[Records excerpted from a collection]
::::::::
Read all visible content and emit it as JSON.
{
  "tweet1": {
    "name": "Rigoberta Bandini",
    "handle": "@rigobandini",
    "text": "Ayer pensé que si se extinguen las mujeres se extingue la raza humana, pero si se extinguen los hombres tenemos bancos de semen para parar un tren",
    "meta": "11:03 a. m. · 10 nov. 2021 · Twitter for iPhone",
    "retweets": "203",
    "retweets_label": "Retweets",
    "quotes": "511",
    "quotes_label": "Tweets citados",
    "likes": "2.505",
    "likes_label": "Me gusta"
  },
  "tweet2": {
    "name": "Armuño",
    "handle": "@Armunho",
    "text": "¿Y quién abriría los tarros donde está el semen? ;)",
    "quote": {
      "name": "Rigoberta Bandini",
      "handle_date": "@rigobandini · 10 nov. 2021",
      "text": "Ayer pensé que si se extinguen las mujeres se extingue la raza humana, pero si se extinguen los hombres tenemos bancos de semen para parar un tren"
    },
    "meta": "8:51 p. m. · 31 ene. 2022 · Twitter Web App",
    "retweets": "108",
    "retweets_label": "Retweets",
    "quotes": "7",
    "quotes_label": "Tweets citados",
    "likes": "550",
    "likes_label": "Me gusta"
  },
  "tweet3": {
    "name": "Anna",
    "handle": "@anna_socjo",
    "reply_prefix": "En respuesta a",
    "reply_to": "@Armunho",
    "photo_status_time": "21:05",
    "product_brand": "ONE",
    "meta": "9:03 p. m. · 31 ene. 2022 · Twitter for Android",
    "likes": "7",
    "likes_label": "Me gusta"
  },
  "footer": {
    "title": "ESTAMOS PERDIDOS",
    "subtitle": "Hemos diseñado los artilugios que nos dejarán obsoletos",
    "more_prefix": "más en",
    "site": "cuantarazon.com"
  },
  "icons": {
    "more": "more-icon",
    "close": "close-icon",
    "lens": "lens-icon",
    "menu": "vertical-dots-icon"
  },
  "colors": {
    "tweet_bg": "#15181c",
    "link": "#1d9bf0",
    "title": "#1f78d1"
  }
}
::::::::
[AIM OF THE EXERCISE]
Repeat all the records. Match each line exactly.

[WRITTEN REPLY]
Read all visible content and emit it as JSON.
{
  "tweet1": {
    "name": "Rigoberta Bandini",
    "handle": "@rigobandini",
    "text": "Ayer pensé que si se extinguen las mujeres se extingue la raza humana, pero si se extinguen los hombres tenemos bancos de semen para parar un tren",
    "meta": "11:03 a. m. · 10 nov. 2021 · Twitter for iPhone",
    "retweets": "203",
    "retweets_label": "Retweets",
    "quotes": "511",
    "quotes_label": "Tweets citados",
    "likes": "2.505",
    "likes_label": "Me gusta"
  },
  "tweet2": {
    "name": "Armuño",
    "handle": "@Armunho",
    "text": "¿Y quién abriría los tarros donde está el semen? ;)",
    "quote": {
      "name": "Rigoberta Bandini",
      "handle_date": "@rigobandini · 10 nov. 2021",
      "text": "Ayer pensé que si se extinguen las mujeres se extingue la raza humana, pero si se extinguen los hombres tenemos bancos de semen para parar un tren"
    },
    "meta": "8:51 p. m. · 31 ene. 2022 · Twitter Web App",
    "retweets": "108",
    "retweets_label": "Retweets",
    "quotes": "7",
    "quotes_label": "Tweets citados",
    "likes": "550",
    "likes_label": "Me gusta"
  },
  "tweet3": {
    "name": "Anna",
    "handle": "@anna_socjo",
    "reply_prefix": "En respuesta a",
    "reply_to": "@Armunho",
    "photo_status_time": "21:05",
    "product_brand": "ONE",
    "meta": "9:03 p. m. · 31 ene. 2022 · Twitter for Android",
    "likes": "7",
    "likes_label": "Me gusta"
  },
  "footer": {
    "title": "ESTAMOS PERDIDOS",
    "subtitle": "Hemos diseñado los artilugios que nos dejarán obsoletos",
    "more_prefix": "más en",
    "site": "cuantarazon.com"
  },
  "icons": {
    "more": "more-icon",
    "close": "close-icon",
    "lens": "lens-icon",
    "menu": "vertical-dots-icon"
  },
  "colors": {
    "tweet_bg": "#15181c",
    "link": "#1d9bf0",
    "title": "#1f78d1"
  }
}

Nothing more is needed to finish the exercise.